-- The problem --
Give the listing again character for character, but drop the images.

________________

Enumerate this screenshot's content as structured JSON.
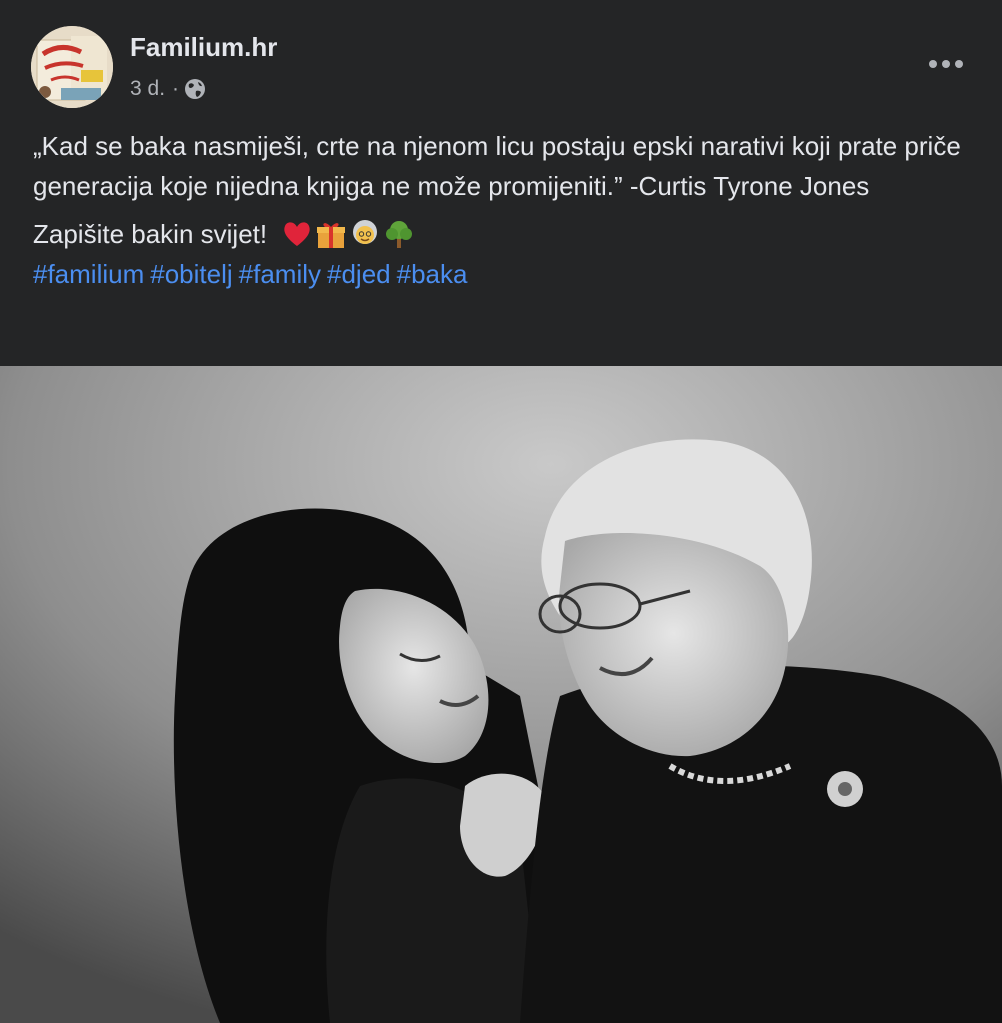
{
  "post": {
    "page_name": "Familium.hr",
    "time": "3 d.",
    "separator": "·",
    "privacy_icon": "globe-icon",
    "more_icon": "more-horizontal-icon",
    "quote": "„Kad se baka nasmiješi, crte na njenom licu postaju epski narativi koji prate priče generacija koje nijedna knjiga ne može promijeniti.” -Curtis Tyrone Jones",
    "cta": "Zapišite bakin svijet!",
    "emojis": [
      "red-heart-icon",
      "gift-icon",
      "grandmother-icon",
      "tree-icon"
    ],
    "hashtags": [
      "#familium",
      "#obitelj",
      "#family",
      "#djed",
      "#baka"
    ],
    "image_alt": "Black and white photo of a smiling young woman hugging her grandmother"
  },
  "colors": {
    "background": "#242526",
    "text": "#e4e6eb",
    "secondary_text": "#b0b3b8",
    "link": "#4b8ef0"
  }
}
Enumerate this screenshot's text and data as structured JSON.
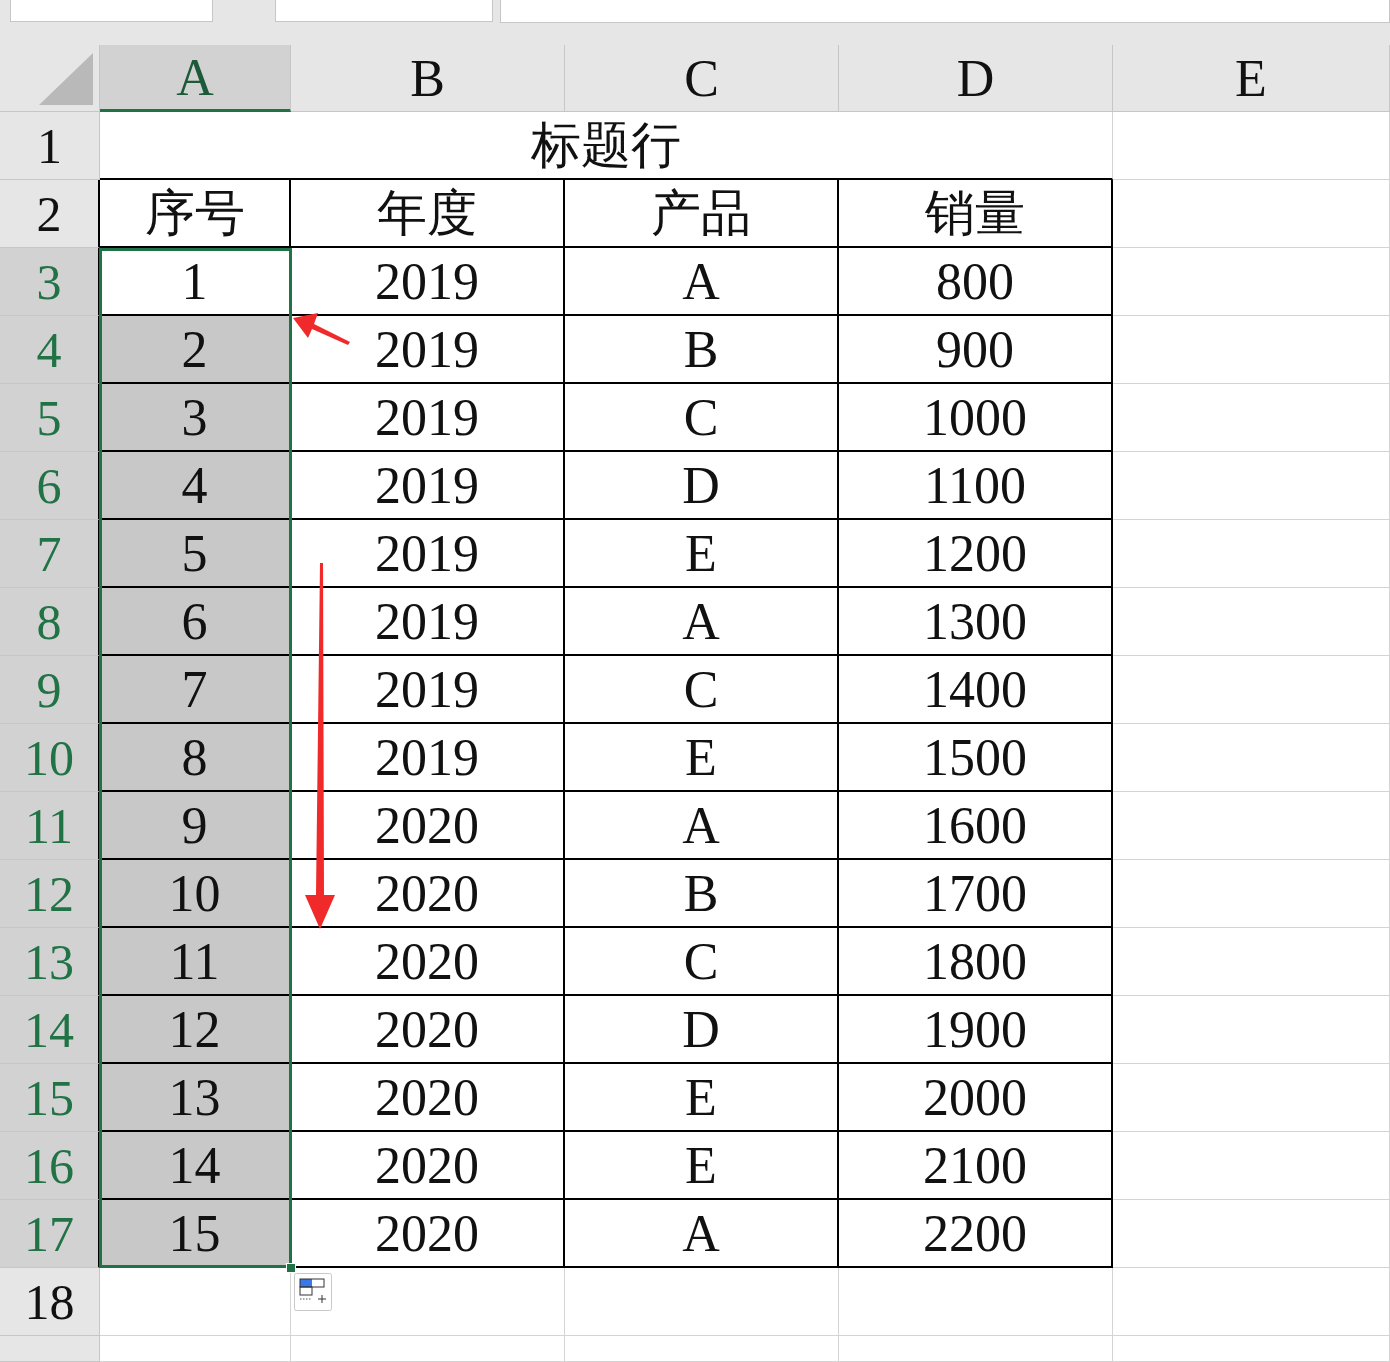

________________

-- The result --
Enumerate this screenshot's content as structured JSON.
{
  "post": {
    "page_name": "Familium.hr",
    "time": "3 d.",
    "separator": "·",
    "privacy_icon": "globe-icon",
    "more_icon": "more-horizontal-icon",
    "quote": "„Kad se baka nasmiješi, crte na njenom licu postaju epski narativi koji prate priče generacija koje nijedna knjiga ne može promijeniti.” -Curtis Tyrone Jones",
    "cta": "Zapišite bakin svijet!",
    "emojis": [
      "red-heart-icon",
      "gift-icon",
      "grandmother-icon",
      "tree-icon"
    ],
    "hashtags": [
      "#familium",
      "#obitelj",
      "#family",
      "#djed",
      "#baka"
    ],
    "image_alt": "Black and white photo of a smiling young woman hugging her grandmother"
  },
  "colors": {
    "background": "#242526",
    "text": "#e4e6eb",
    "secondary_text": "#b0b3b8",
    "link": "#4b8ef0"
  }
}
Enumerate this screenshot's text and data as structured JSON.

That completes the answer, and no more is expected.